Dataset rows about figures
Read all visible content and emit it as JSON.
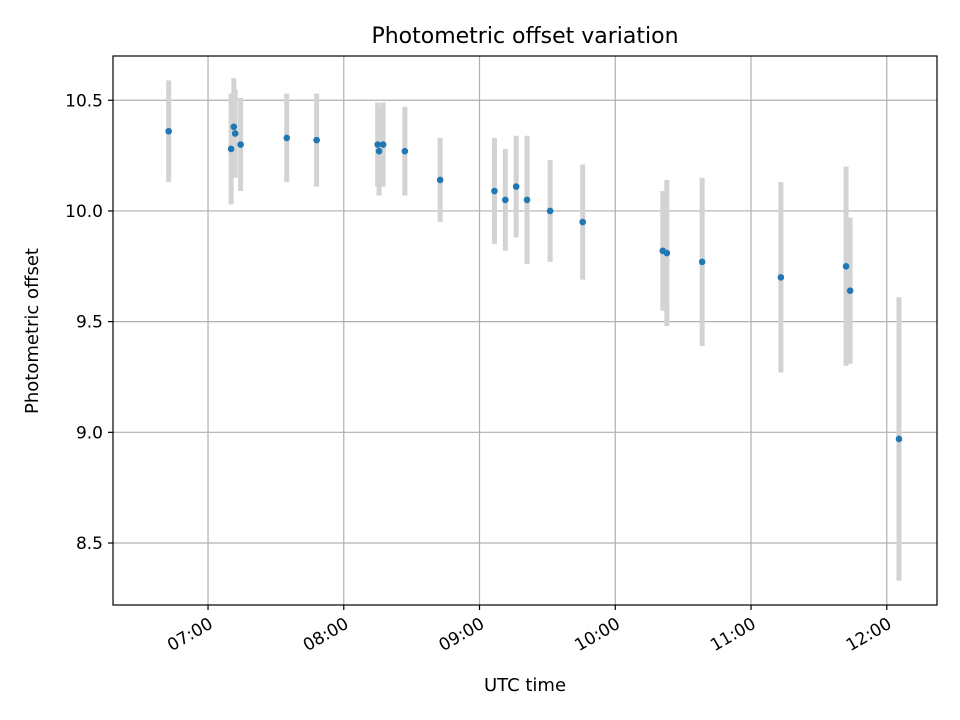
{
  "chart_data": {
    "type": "scatter",
    "title": "Photometric offset variation",
    "xlabel": "UTC time",
    "ylabel": "Photometric offset",
    "x_unit": "hours",
    "xlim": [
      6.3,
      12.37
    ],
    "ylim": [
      8.22,
      10.7
    ],
    "x_ticks": [
      {
        "value": 7,
        "label": "07:00"
      },
      {
        "value": 8,
        "label": "08:00"
      },
      {
        "value": 9,
        "label": "09:00"
      },
      {
        "value": 10,
        "label": "10:00"
      },
      {
        "value": 11,
        "label": "11:00"
      },
      {
        "value": 12,
        "label": "12:00"
      }
    ],
    "y_ticks": [
      {
        "value": 8.5,
        "label": "8.5"
      },
      {
        "value": 9.0,
        "label": "9.0"
      },
      {
        "value": 9.5,
        "label": "9.5"
      },
      {
        "value": 10.0,
        "label": "10.0"
      },
      {
        "value": 10.5,
        "label": "10.5"
      }
    ],
    "grid": true,
    "point_color": "#1f77b4",
    "errorbar_color": "#d3d3d3",
    "points": [
      {
        "x": 6.71,
        "y": 10.36,
        "yerr": 0.23
      },
      {
        "x": 7.17,
        "y": 10.28,
        "yerr": 0.25
      },
      {
        "x": 7.19,
        "y": 10.38,
        "yerr": 0.22
      },
      {
        "x": 7.2,
        "y": 10.35,
        "yerr": 0.2
      },
      {
        "x": 7.24,
        "y": 10.3,
        "yerr": 0.21
      },
      {
        "x": 7.58,
        "y": 10.33,
        "yerr": 0.2
      },
      {
        "x": 7.8,
        "y": 10.32,
        "yerr": 0.21
      },
      {
        "x": 8.25,
        "y": 10.3,
        "yerr": 0.19
      },
      {
        "x": 8.26,
        "y": 10.27,
        "yerr": 0.2
      },
      {
        "x": 8.29,
        "y": 10.3,
        "yerr": 0.19
      },
      {
        "x": 8.45,
        "y": 10.27,
        "yerr": 0.2
      },
      {
        "x": 8.71,
        "y": 10.14,
        "yerr": 0.19
      },
      {
        "x": 9.11,
        "y": 10.09,
        "yerr": 0.24
      },
      {
        "x": 9.19,
        "y": 10.05,
        "yerr": 0.23
      },
      {
        "x": 9.27,
        "y": 10.11,
        "yerr": 0.23
      },
      {
        "x": 9.35,
        "y": 10.05,
        "yerr": 0.29
      },
      {
        "x": 9.52,
        "y": 10.0,
        "yerr": 0.23
      },
      {
        "x": 9.76,
        "y": 9.95,
        "yerr": 0.26
      },
      {
        "x": 10.35,
        "y": 9.82,
        "yerr": 0.27
      },
      {
        "x": 10.38,
        "y": 9.81,
        "yerr": 0.33
      },
      {
        "x": 10.64,
        "y": 9.77,
        "yerr": 0.38
      },
      {
        "x": 11.22,
        "y": 9.7,
        "yerr": 0.43
      },
      {
        "x": 11.7,
        "y": 9.75,
        "yerr": 0.45
      },
      {
        "x": 11.73,
        "y": 9.64,
        "yerr": 0.33
      },
      {
        "x": 12.09,
        "y": 8.97,
        "yerr": 0.64
      }
    ]
  }
}
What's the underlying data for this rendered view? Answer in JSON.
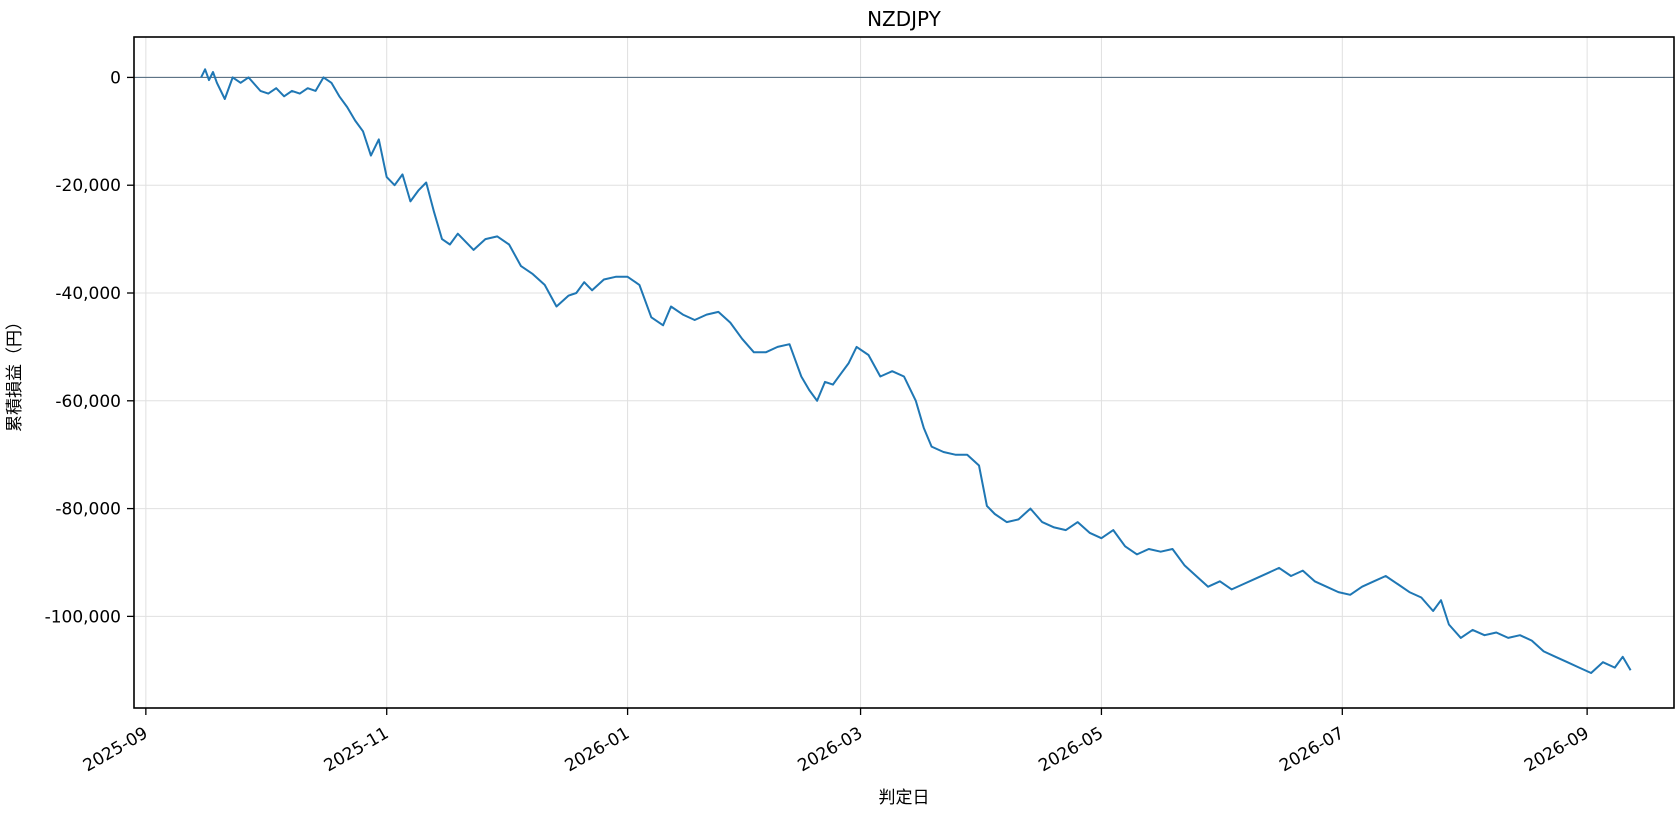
{
  "chart_data": {
    "type": "line",
    "title": "NZDJPY",
    "xlabel": "判定日",
    "ylabel": "累積損益（円）",
    "grid": true,
    "legend": "none",
    "x_range": [
      "2025-08-29",
      "2026-09-23"
    ],
    "ylim": [
      -117000,
      7500
    ],
    "x_ticks": [
      "2025-09-01",
      "2025-11-01",
      "2026-01-01",
      "2026-03-01",
      "2026-05-01",
      "2026-07-01",
      "2026-09-01"
    ],
    "x_tick_labels": [
      "2025-09",
      "2025-11",
      "2026-01",
      "2026-03",
      "2026-05",
      "2026-07",
      "2026-09"
    ],
    "y_ticks": [
      0,
      -20000,
      -40000,
      -60000,
      -80000,
      -100000
    ],
    "y_tick_labels": [
      "0",
      "-20,000",
      "-40,000",
      "-60,000",
      "-80,000",
      "-100,000"
    ],
    "reference_line_y": 0,
    "colors": {
      "line": "#1f77b4",
      "zero_line": "#4a6478",
      "grid": "#e0e0e0",
      "frame": "#000000"
    },
    "series": [
      {
        "x": [
          "2025-09-15",
          "2025-09-16",
          "2025-09-17",
          "2025-09-18",
          "2025-09-19",
          "2025-09-21",
          "2025-09-23",
          "2025-09-25",
          "2025-09-27",
          "2025-09-30",
          "2025-10-02",
          "2025-10-04",
          "2025-10-06",
          "2025-10-08",
          "2025-10-10",
          "2025-10-12",
          "2025-10-14",
          "2025-10-16",
          "2025-10-18",
          "2025-10-20",
          "2025-10-22",
          "2025-10-24",
          "2025-10-26",
          "2025-10-28",
          "2025-10-30",
          "2025-11-01",
          "2025-11-03",
          "2025-11-05",
          "2025-11-07",
          "2025-11-09",
          "2025-11-11",
          "2025-11-13",
          "2025-11-15",
          "2025-11-17",
          "2025-11-19",
          "2025-11-21",
          "2025-11-23",
          "2025-11-26",
          "2025-11-29",
          "2025-12-02",
          "2025-12-05",
          "2025-12-08",
          "2025-12-11",
          "2025-12-14",
          "2025-12-17",
          "2025-12-19",
          "2025-12-21",
          "2025-12-23",
          "2025-12-26",
          "2025-12-29",
          "2026-01-01",
          "2026-01-04",
          "2026-01-07",
          "2026-01-10",
          "2026-01-12",
          "2026-01-15",
          "2026-01-18",
          "2026-01-21",
          "2026-01-24",
          "2026-01-27",
          "2026-01-30",
          "2026-02-02",
          "2026-02-05",
          "2026-02-08",
          "2026-02-11",
          "2026-02-14",
          "2026-02-16",
          "2026-02-18",
          "2026-02-20",
          "2026-02-22",
          "2026-02-24",
          "2026-02-26",
          "2026-02-28",
          "2026-03-03",
          "2026-03-06",
          "2026-03-09",
          "2026-03-12",
          "2026-03-15",
          "2026-03-17",
          "2026-03-19",
          "2026-03-22",
          "2026-03-25",
          "2026-03-28",
          "2026-03-31",
          "2026-04-02",
          "2026-04-04",
          "2026-04-07",
          "2026-04-10",
          "2026-04-13",
          "2026-04-16",
          "2026-04-19",
          "2026-04-22",
          "2026-04-25",
          "2026-04-28",
          "2026-05-01",
          "2026-05-04",
          "2026-05-07",
          "2026-05-10",
          "2026-05-13",
          "2026-05-16",
          "2026-05-19",
          "2026-05-22",
          "2026-05-25",
          "2026-05-28",
          "2026-05-31",
          "2026-06-03",
          "2026-06-06",
          "2026-06-09",
          "2026-06-12",
          "2026-06-15",
          "2026-06-18",
          "2026-06-21",
          "2026-06-24",
          "2026-06-27",
          "2026-06-30",
          "2026-07-03",
          "2026-07-06",
          "2026-07-09",
          "2026-07-12",
          "2026-07-15",
          "2026-07-18",
          "2026-07-21",
          "2026-07-24",
          "2026-07-26",
          "2026-07-28",
          "2026-07-31",
          "2026-08-03",
          "2026-08-06",
          "2026-08-09",
          "2026-08-12",
          "2026-08-15",
          "2026-08-18",
          "2026-08-21",
          "2026-08-24",
          "2026-08-27",
          "2026-08-30",
          "2026-09-02",
          "2026-09-05",
          "2026-09-08",
          "2026-09-10",
          "2026-09-12"
        ],
        "y": [
          0,
          1500,
          -500,
          1000,
          -1000,
          -4000,
          0,
          -1000,
          0,
          -2500,
          -3000,
          -2000,
          -3500,
          -2500,
          -3000,
          -2000,
          -2500,
          0,
          -1000,
          -3500,
          -5500,
          -8000,
          -10000,
          -14500,
          -11500,
          -18500,
          -20000,
          -18000,
          -23000,
          -21000,
          -19500,
          -25000,
          -30000,
          -31000,
          -29000,
          -30500,
          -32000,
          -30000,
          -29500,
          -31000,
          -35000,
          -36500,
          -38500,
          -42500,
          -40500,
          -40000,
          -38000,
          -39500,
          -37500,
          -37000,
          -37000,
          -38500,
          -44500,
          -46000,
          -42500,
          -44000,
          -45000,
          -44000,
          -43500,
          -45500,
          -48500,
          -51000,
          -51000,
          -50000,
          -49500,
          -55500,
          -58000,
          -60000,
          -56500,
          -57000,
          -55000,
          -53000,
          -50000,
          -51500,
          -55500,
          -54500,
          -55500,
          -60000,
          -65000,
          -68500,
          -69500,
          -70000,
          -70000,
          -72000,
          -79500,
          -81000,
          -82500,
          -82000,
          -80000,
          -82500,
          -83500,
          -84000,
          -82500,
          -84500,
          -85500,
          -84000,
          -87000,
          -88500,
          -87500,
          -88000,
          -87500,
          -90500,
          -92500,
          -94500,
          -93500,
          -95000,
          -94000,
          -93000,
          -92000,
          -91000,
          -92500,
          -91500,
          -93500,
          -94500,
          -95500,
          -96000,
          -94500,
          -93500,
          -92500,
          -94000,
          -95500,
          -96500,
          -99000,
          -97000,
          -101500,
          -104000,
          -102500,
          -103500,
          -103000,
          -104000,
          -103500,
          -104500,
          -106500,
          -107500,
          -108500,
          -109500,
          -110500,
          -108500,
          -109500,
          -107500,
          -110000
        ]
      }
    ]
  }
}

### Given instruction
Give nothing but the number of lines containing the string "offset".

### The output
2